## Exercise task
The records below must be written out exactly, with every picture left behind.

[Dataset records]

_ _ _ _

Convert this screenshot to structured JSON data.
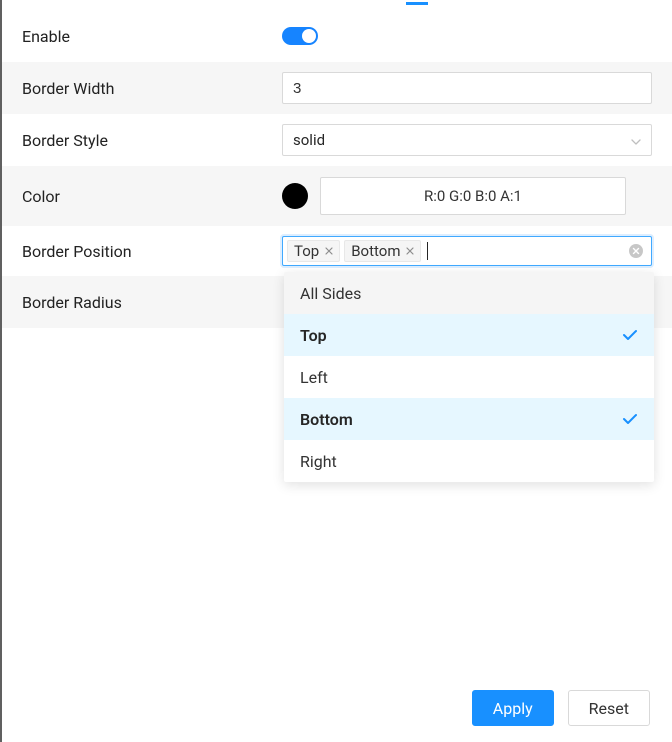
{
  "labels": {
    "enable": "Enable",
    "border_width": "Border Width",
    "border_style": "Border Style",
    "color": "Color",
    "border_position": "Border Position",
    "border_radius": "Border Radius"
  },
  "values": {
    "enable": true,
    "border_width": "3",
    "border_style": "solid",
    "color_rgba": "R:0 G:0 B:0 A:1",
    "color_hex": "#000000",
    "border_position_selected": [
      "Top",
      "Bottom"
    ]
  },
  "tags": {
    "t0": "Top",
    "t1": "Bottom"
  },
  "dropdown": {
    "header": "All Sides",
    "o_top": "Top",
    "o_left": "Left",
    "o_bottom": "Bottom",
    "o_right": "Right"
  },
  "buttons": {
    "apply": "Apply",
    "reset": "Reset"
  }
}
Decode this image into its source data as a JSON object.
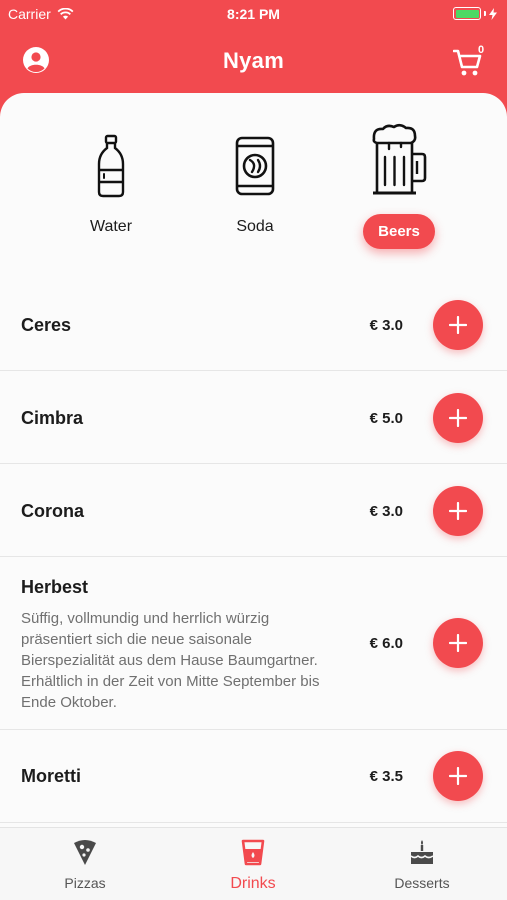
{
  "status_bar": {
    "carrier": "Carrier",
    "time": "8:21 PM"
  },
  "header": {
    "title": "Nyam",
    "cart_count": "0"
  },
  "categories": [
    {
      "label": "Water",
      "icon": "water-bottle-icon",
      "active": false
    },
    {
      "label": "Soda",
      "icon": "soda-can-icon",
      "active": false
    },
    {
      "label": "Beers",
      "icon": "beer-mug-icon",
      "active": true
    }
  ],
  "products": [
    {
      "name": "Ceres",
      "price": "€ 3.0"
    },
    {
      "name": "Cimbra",
      "price": "€ 5.0"
    },
    {
      "name": "Corona",
      "price": "€ 3.0"
    },
    {
      "name": "Herbest",
      "price": "€ 6.0",
      "description": "Süffig, vollmundig und herrlich würzig präsentiert sich die neue saisonale Bierspezialität aus dem Hause Baumgartner. Erhältlich in der Zeit von Mitte September bis Ende Oktober."
    },
    {
      "name": "Moretti",
      "price": "€ 3.5"
    }
  ],
  "tabs": [
    {
      "label": "Pizzas",
      "icon": "pizza-slice-icon"
    },
    {
      "label": "Drinks",
      "icon": "drink-cup-icon",
      "active": true
    },
    {
      "label": "Desserts",
      "icon": "cake-icon"
    }
  ],
  "colors": {
    "accent": "#f24a4f",
    "battery": "#4cd964"
  }
}
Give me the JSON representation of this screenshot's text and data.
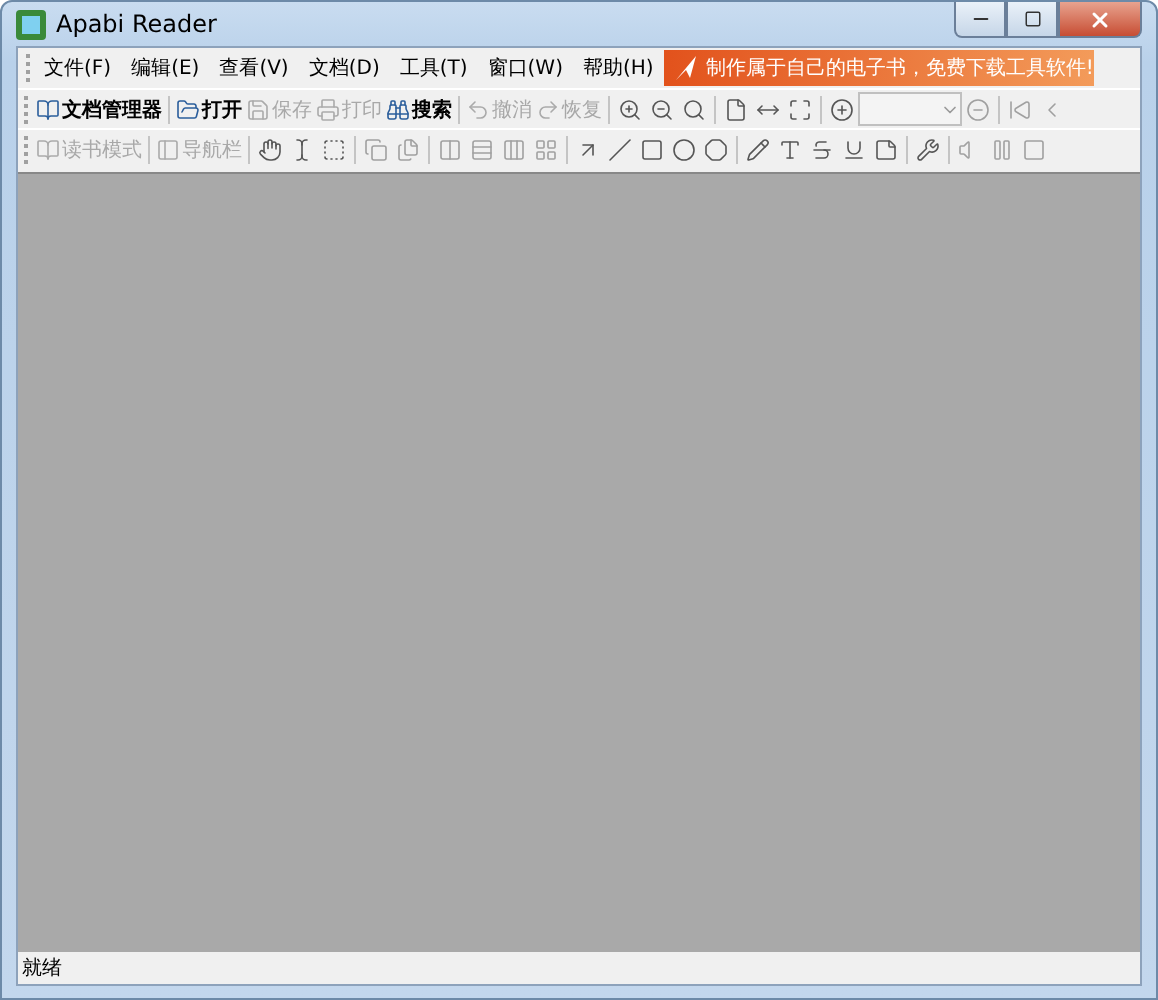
{
  "window": {
    "title": "Apabi Reader"
  },
  "menu": [
    {
      "label": "文件(F)"
    },
    {
      "label": "编辑(E)"
    },
    {
      "label": "查看(V)"
    },
    {
      "label": "文档(D)"
    },
    {
      "label": "工具(T)"
    },
    {
      "label": "窗口(W)"
    },
    {
      "label": "帮助(H)"
    }
  ],
  "banner": {
    "text": "制作属于自己的电子书，免费下载工具软件!"
  },
  "toolbar_1": [
    {
      "label": "文档管理器",
      "disabled": false
    },
    {
      "label": "打开",
      "disabled": false
    },
    {
      "label": "保存",
      "disabled": true
    },
    {
      "label": "打印",
      "disabled": true
    },
    {
      "label": "搜索",
      "disabled": false
    },
    {
      "label": "撤消",
      "disabled": true
    },
    {
      "label": "恢复",
      "disabled": true
    }
  ],
  "toolbar_2": [
    {
      "label": "读书模式",
      "disabled": true
    },
    {
      "label": "导航栏",
      "disabled": true
    }
  ],
  "status_bar": {
    "text": "就绪"
  }
}
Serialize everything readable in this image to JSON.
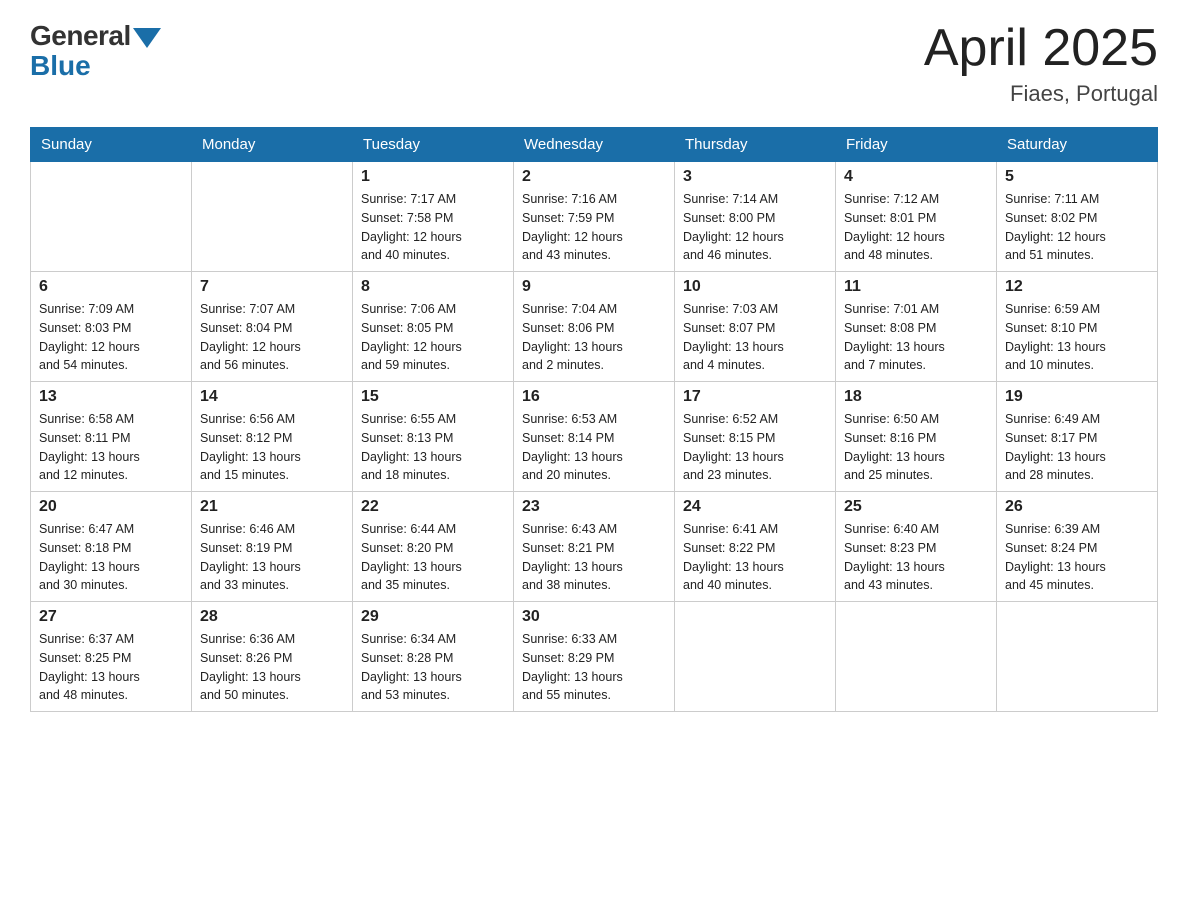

_ _ _ _

## Correct output
Convert this screenshot to structured JSON data.
{
  "labels": {
    "enable": "Enable",
    "border_width": "Border Width",
    "border_style": "Border Style",
    "color": "Color",
    "border_position": "Border Position",
    "border_radius": "Border Radius"
  },
  "values": {
    "enable": true,
    "border_width": "3",
    "border_style": "solid",
    "color_rgba": "R:0 G:0 B:0 A:1",
    "color_hex": "#000000",
    "border_position_selected": [
      "Top",
      "Bottom"
    ]
  },
  "tags": {
    "t0": "Top",
    "t1": "Bottom"
  },
  "dropdown": {
    "header": "All Sides",
    "o_top": "Top",
    "o_left": "Left",
    "o_bottom": "Bottom",
    "o_right": "Right"
  },
  "buttons": {
    "apply": "Apply",
    "reset": "Reset"
  }
}
Decode this image into its source data as a JSON object.
{
  "status_bar": {
    "carrier": "Carrier",
    "time": "8:21 PM"
  },
  "header": {
    "title": "Nyam",
    "cart_count": "0"
  },
  "categories": [
    {
      "label": "Water",
      "icon": "water-bottle-icon",
      "active": false
    },
    {
      "label": "Soda",
      "icon": "soda-can-icon",
      "active": false
    },
    {
      "label": "Beers",
      "icon": "beer-mug-icon",
      "active": true
    }
  ],
  "products": [
    {
      "name": "Ceres",
      "price": "€ 3.0"
    },
    {
      "name": "Cimbra",
      "price": "€ 5.0"
    },
    {
      "name": "Corona",
      "price": "€ 3.0"
    },
    {
      "name": "Herbest",
      "price": "€ 6.0",
      "description": "Süffig, vollmundig und herrlich würzig präsentiert sich die neue saisonale Bierspezialität aus dem Hause Baumgartner. Erhältlich in der Zeit von Mitte September bis Ende Oktober."
    },
    {
      "name": "Moretti",
      "price": "€ 3.5"
    }
  ],
  "tabs": [
    {
      "label": "Pizzas",
      "icon": "pizza-slice-icon"
    },
    {
      "label": "Drinks",
      "icon": "drink-cup-icon",
      "active": true
    },
    {
      "label": "Desserts",
      "icon": "cake-icon"
    }
  ],
  "colors": {
    "accent": "#f24a4f",
    "battery": "#4cd964"
  }
}
Give me the JSON representation of this screenshot's text and data.
{
  "window": {
    "title": "Apabi Reader"
  },
  "menu": [
    {
      "label": "文件(F)"
    },
    {
      "label": "编辑(E)"
    },
    {
      "label": "查看(V)"
    },
    {
      "label": "文档(D)"
    },
    {
      "label": "工具(T)"
    },
    {
      "label": "窗口(W)"
    },
    {
      "label": "帮助(H)"
    }
  ],
  "banner": {
    "text": "制作属于自己的电子书，免费下载工具软件!"
  },
  "toolbar_1": [
    {
      "label": "文档管理器",
      "disabled": false
    },
    {
      "label": "打开",
      "disabled": false
    },
    {
      "label": "保存",
      "disabled": true
    },
    {
      "label": "打印",
      "disabled": true
    },
    {
      "label": "搜索",
      "disabled": false
    },
    {
      "label": "撤消",
      "disabled": true
    },
    {
      "label": "恢复",
      "disabled": true
    }
  ],
  "toolbar_2": [
    {
      "label": "读书模式",
      "disabled": true
    },
    {
      "label": "导航栏",
      "disabled": true
    }
  ],
  "status_bar": {
    "text": "就绪"
  }
}
Serialize everything readable in this image to JSON.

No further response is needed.